** start Dataset excerpts **

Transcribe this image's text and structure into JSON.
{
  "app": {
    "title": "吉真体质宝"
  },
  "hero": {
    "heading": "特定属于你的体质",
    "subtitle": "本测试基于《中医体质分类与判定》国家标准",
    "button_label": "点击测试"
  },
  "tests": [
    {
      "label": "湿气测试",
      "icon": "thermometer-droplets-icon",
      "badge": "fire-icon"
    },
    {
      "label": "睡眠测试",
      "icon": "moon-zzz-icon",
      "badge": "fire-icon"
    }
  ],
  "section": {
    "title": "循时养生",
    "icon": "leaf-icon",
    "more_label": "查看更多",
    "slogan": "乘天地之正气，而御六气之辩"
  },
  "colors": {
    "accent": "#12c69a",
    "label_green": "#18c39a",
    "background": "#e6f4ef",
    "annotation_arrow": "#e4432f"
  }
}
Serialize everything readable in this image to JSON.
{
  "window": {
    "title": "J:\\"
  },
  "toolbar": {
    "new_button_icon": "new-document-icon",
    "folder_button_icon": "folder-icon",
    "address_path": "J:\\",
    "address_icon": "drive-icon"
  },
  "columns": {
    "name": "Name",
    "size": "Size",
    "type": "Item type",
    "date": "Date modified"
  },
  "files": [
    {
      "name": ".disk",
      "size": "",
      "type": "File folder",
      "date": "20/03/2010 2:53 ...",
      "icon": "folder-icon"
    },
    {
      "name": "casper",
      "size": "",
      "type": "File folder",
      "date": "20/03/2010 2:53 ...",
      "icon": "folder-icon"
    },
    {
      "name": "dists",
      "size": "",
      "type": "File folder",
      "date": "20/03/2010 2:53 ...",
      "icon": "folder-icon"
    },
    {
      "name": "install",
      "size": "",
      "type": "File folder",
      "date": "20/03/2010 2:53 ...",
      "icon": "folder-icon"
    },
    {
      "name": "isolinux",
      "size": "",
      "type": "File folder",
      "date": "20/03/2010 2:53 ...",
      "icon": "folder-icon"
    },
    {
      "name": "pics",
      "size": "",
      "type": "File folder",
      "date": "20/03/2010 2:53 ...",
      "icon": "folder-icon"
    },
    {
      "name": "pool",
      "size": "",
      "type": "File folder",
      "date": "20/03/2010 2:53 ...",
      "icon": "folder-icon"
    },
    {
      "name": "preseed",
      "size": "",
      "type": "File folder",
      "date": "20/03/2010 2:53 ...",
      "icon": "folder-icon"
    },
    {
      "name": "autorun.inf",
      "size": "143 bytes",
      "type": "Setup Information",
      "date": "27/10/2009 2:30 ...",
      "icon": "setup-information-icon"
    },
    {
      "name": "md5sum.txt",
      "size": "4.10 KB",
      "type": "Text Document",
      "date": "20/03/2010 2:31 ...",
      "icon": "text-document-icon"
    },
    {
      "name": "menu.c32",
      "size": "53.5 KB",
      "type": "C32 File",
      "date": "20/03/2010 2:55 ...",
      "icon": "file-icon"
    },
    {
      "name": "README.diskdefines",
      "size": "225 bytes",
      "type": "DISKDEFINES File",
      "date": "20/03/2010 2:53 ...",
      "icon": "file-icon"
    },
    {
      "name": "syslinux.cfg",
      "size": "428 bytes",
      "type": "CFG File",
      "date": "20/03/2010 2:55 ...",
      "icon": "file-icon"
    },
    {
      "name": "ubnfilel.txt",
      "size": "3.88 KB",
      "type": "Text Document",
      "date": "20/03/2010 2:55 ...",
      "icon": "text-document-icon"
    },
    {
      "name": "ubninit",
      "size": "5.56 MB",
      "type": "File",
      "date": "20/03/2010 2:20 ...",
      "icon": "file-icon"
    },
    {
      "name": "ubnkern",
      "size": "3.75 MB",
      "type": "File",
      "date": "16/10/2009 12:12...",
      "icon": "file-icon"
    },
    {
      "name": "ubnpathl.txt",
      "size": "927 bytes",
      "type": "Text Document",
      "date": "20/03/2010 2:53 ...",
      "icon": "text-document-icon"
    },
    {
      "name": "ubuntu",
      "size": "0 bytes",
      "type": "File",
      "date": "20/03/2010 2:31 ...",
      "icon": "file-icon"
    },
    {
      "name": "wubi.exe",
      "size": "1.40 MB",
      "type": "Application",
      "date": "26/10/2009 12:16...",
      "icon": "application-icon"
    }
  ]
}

** end Dataset excerpts **

#### The problem
Locate all lines holding the word "this", then copy them out.

#### Exercise solution
Transcribe this image's text and structure into JSON.
Serialize everything readable in this image to JSON.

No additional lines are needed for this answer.